** start **

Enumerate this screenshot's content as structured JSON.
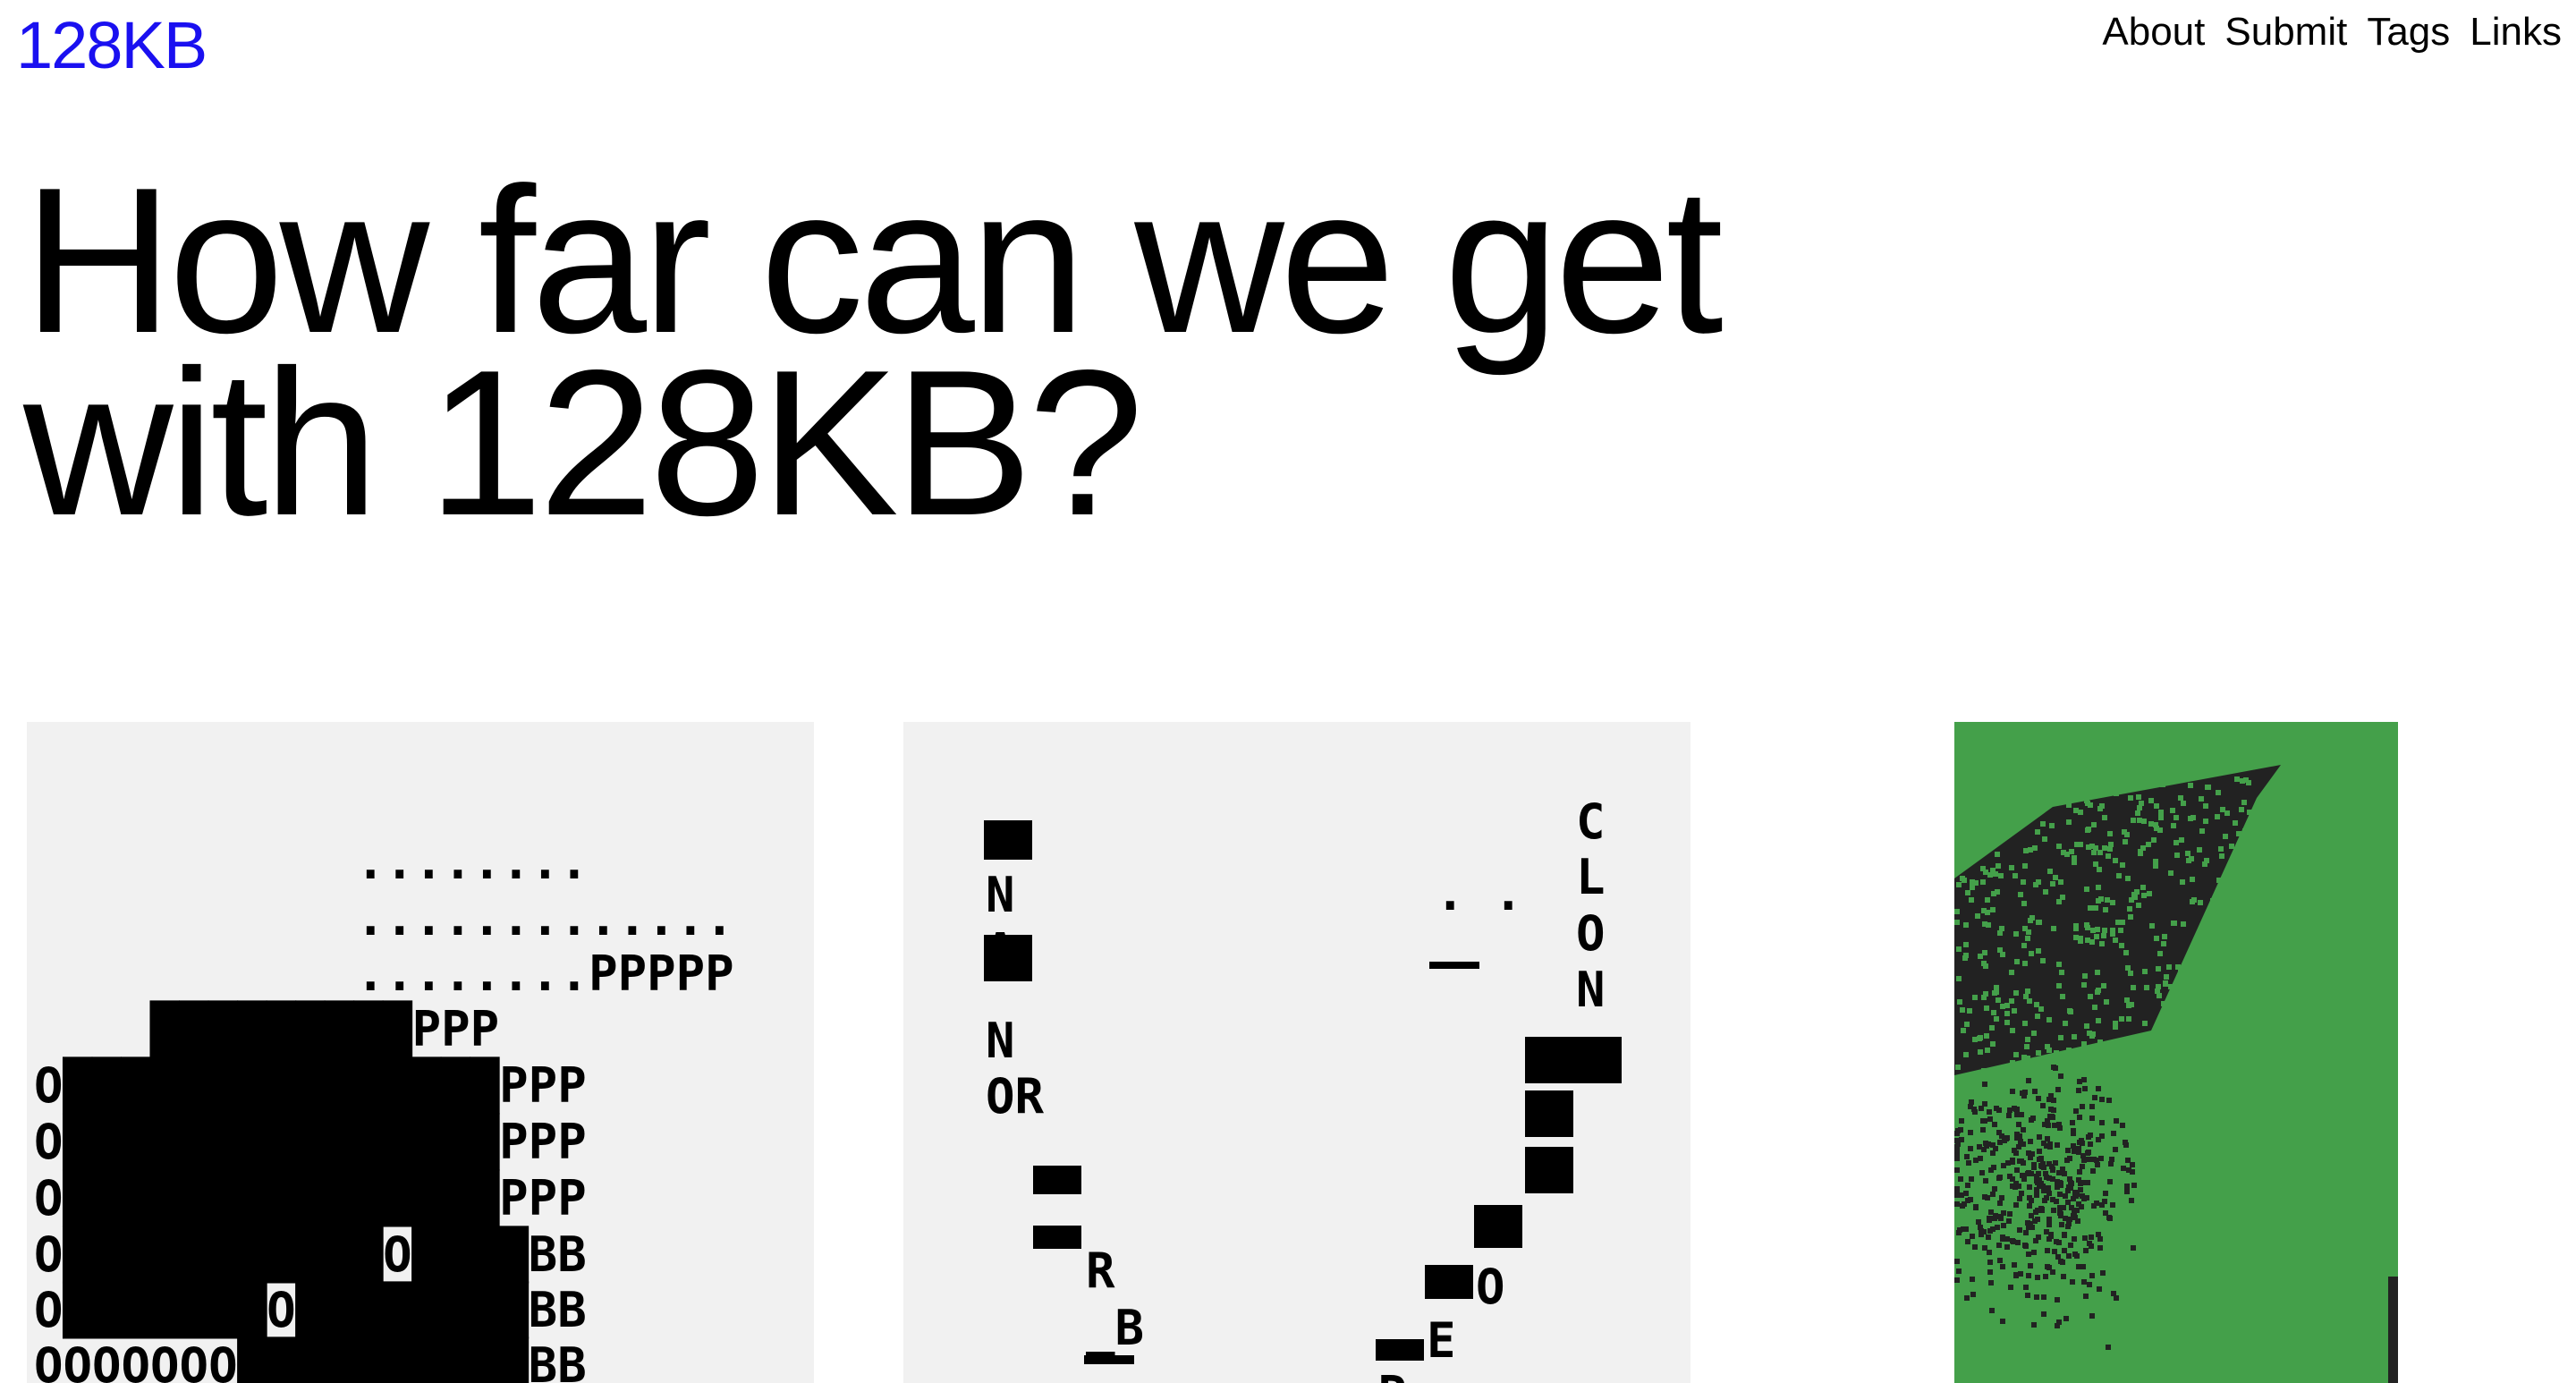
{
  "site": {
    "logo": "128KB"
  },
  "nav": {
    "items": [
      "About",
      "Submit",
      "Tags",
      "Links"
    ]
  },
  "hero": {
    "headline": "How far can we get with 128KB?"
  },
  "gallery": {
    "tiles": [
      {
        "rows": [
          "    ........",
          "    .............",
          "    ........PPPPP",
          "    #########PPP",
          "O###############PPP",
          "O###############PPP",
          "O###############PPP",
          "O###########O####BB",
          "O#######O########BB",
          "OOOOOOO##########BB"
        ]
      },
      {
        "left_column": [
          "N",
          "A",
          "N",
          "OR",
          "R",
          "_B"
        ],
        "right_column": [
          "C",
          "L",
          "O",
          "N",
          "O",
          "E",
          "P"
        ],
        "dots": ". .",
        "dash": "_"
      },
      {
        "background": "#44a04a",
        "ink": "#222222"
      }
    ]
  }
}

** end **

# [Challenge]
Reproduce the full listing above verbatim, with no pictures included.

# [Result]
Enumerate this screenshot's content as structured JSON.
{
  "site": {
    "logo": "128KB"
  },
  "nav": {
    "items": [
      "About",
      "Submit",
      "Tags",
      "Links"
    ]
  },
  "hero": {
    "headline": "How far can we get with 128KB?"
  },
  "gallery": {
    "tiles": [
      {
        "rows": [
          "    ........",
          "    .............",
          "    ........PPPPP",
          "    #########PPP",
          "O###############PPP",
          "O###############PPP",
          "O###############PPP",
          "O###########O####BB",
          "O#######O########BB",
          "OOOOOOO##########BB"
        ]
      },
      {
        "left_column": [
          "N",
          "A",
          "N",
          "OR",
          "R",
          "_B"
        ],
        "right_column": [
          "C",
          "L",
          "O",
          "N",
          "O",
          "E",
          "P"
        ],
        "dots": ". .",
        "dash": "_"
      },
      {
        "background": "#44a04a",
        "ink": "#222222"
      }
    ]
  }
}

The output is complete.